_PROBLEM TO WORK ON_
State how many lines of the entries hold the string "Weight", and nothing more.

Begin INFORMATION SHOWN

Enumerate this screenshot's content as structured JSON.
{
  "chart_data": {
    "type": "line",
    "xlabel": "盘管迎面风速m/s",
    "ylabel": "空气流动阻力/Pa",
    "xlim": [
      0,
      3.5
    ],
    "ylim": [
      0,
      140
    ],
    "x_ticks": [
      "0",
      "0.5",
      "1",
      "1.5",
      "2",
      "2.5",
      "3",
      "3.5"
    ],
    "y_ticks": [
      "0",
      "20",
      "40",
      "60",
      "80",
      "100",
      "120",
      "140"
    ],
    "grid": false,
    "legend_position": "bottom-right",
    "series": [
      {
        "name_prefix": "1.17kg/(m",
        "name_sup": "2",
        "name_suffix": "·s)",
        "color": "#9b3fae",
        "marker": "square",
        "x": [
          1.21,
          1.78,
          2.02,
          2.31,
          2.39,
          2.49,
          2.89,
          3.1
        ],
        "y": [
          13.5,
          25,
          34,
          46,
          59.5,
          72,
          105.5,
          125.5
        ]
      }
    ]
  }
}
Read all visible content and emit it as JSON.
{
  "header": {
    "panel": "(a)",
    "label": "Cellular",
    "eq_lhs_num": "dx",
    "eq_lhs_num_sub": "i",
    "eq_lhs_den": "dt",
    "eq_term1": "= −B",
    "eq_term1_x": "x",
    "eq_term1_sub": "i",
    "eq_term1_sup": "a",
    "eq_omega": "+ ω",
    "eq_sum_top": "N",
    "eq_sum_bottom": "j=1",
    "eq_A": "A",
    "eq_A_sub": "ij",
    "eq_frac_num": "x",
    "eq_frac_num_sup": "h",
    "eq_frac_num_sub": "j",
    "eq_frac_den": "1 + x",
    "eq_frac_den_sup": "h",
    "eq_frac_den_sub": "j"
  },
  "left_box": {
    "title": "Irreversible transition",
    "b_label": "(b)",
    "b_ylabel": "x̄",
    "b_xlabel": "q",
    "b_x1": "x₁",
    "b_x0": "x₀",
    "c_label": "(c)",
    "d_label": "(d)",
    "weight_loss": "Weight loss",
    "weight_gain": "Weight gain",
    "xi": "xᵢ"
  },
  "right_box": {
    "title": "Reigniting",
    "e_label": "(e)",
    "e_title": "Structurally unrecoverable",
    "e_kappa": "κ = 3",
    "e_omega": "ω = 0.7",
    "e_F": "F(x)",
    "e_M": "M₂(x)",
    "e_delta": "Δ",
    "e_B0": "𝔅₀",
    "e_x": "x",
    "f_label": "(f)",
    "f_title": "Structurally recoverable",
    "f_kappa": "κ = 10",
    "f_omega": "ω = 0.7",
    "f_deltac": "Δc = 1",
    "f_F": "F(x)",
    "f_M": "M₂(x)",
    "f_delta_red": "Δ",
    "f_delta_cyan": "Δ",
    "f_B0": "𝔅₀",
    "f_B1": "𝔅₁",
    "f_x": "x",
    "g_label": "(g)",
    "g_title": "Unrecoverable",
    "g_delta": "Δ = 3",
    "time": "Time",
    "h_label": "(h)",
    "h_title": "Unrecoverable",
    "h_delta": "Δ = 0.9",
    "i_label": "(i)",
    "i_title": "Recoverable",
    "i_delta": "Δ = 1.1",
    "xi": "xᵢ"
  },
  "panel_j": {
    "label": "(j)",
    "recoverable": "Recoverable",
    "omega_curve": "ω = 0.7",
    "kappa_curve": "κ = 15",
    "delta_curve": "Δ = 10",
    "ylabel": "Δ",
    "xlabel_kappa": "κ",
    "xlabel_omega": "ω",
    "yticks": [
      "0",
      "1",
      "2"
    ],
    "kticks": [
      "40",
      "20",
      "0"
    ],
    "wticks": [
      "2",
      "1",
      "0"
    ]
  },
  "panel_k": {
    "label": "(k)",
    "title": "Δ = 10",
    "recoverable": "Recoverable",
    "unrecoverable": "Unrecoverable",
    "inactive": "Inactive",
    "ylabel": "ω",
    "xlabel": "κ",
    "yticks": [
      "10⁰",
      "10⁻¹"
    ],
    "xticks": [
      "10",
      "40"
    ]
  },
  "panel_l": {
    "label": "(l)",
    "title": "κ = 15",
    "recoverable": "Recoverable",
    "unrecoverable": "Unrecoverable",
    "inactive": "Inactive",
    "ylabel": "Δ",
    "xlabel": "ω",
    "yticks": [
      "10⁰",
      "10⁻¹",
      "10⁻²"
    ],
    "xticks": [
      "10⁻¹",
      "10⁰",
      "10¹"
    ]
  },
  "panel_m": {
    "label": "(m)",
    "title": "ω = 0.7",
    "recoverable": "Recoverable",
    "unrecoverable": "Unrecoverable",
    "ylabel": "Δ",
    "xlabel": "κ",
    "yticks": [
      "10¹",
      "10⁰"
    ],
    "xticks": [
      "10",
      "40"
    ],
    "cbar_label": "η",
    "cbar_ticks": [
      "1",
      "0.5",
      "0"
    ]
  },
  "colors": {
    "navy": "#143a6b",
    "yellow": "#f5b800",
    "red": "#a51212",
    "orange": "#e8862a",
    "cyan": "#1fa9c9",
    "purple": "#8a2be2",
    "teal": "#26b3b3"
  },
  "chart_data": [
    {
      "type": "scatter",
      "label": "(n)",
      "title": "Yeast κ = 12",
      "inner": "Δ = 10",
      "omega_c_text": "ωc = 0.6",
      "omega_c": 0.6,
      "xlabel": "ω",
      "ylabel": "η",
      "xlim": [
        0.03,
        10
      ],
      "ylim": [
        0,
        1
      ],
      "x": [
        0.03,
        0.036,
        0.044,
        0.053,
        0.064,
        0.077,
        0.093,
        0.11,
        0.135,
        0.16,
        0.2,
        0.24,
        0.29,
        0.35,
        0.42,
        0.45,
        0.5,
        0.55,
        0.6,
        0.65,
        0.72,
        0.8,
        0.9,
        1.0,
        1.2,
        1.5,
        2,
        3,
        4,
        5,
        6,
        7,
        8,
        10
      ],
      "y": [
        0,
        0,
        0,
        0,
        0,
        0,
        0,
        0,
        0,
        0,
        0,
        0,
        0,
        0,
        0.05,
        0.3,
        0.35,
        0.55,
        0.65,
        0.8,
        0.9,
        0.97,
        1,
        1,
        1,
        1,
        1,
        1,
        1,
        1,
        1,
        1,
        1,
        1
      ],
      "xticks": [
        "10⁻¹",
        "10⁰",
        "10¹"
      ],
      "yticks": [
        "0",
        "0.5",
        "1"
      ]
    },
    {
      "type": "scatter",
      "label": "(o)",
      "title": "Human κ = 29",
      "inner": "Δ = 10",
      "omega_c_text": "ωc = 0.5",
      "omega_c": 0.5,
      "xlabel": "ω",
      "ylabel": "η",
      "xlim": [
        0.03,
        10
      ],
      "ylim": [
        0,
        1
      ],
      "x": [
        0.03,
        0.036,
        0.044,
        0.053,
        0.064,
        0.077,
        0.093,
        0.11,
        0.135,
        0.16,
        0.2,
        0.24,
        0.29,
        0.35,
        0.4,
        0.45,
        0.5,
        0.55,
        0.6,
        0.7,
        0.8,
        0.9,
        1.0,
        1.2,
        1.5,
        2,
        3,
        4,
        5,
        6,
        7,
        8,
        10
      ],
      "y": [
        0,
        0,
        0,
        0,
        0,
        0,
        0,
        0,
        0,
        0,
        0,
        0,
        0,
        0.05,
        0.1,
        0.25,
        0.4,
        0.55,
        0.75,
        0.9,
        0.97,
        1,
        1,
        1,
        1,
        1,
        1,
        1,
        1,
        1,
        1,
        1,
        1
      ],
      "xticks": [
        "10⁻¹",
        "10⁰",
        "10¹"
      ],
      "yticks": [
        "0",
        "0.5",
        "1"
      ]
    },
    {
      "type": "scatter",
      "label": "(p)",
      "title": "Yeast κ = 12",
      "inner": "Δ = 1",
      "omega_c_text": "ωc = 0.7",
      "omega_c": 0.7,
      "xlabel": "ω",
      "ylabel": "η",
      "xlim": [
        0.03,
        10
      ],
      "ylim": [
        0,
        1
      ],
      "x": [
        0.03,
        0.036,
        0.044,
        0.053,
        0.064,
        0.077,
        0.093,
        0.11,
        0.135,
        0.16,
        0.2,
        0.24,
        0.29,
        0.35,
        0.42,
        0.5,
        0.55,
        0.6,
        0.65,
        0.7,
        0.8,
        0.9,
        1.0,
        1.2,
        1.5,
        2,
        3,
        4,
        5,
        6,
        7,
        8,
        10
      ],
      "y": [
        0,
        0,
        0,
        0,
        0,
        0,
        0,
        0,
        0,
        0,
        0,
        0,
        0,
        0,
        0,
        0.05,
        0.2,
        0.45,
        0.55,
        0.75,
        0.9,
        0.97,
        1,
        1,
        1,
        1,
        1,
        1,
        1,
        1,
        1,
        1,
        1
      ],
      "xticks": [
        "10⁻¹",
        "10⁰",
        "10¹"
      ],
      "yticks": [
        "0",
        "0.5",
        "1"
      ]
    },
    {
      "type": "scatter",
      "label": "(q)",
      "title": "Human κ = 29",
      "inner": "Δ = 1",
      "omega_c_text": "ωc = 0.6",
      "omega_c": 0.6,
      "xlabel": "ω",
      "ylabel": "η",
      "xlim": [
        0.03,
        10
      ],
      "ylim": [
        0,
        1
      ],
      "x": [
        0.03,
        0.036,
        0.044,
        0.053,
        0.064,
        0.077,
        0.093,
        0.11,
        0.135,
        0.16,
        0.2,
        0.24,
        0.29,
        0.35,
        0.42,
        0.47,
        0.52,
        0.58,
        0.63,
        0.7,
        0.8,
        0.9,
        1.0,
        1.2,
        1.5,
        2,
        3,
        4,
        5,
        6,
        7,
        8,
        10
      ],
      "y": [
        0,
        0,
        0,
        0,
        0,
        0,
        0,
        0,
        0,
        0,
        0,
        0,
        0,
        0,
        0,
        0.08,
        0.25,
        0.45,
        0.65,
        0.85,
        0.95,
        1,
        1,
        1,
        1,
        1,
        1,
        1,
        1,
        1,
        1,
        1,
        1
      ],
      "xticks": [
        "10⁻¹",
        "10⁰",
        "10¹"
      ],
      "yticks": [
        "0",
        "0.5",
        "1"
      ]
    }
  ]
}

End INFORMATION SHOWN

_FINAL RESULT_
2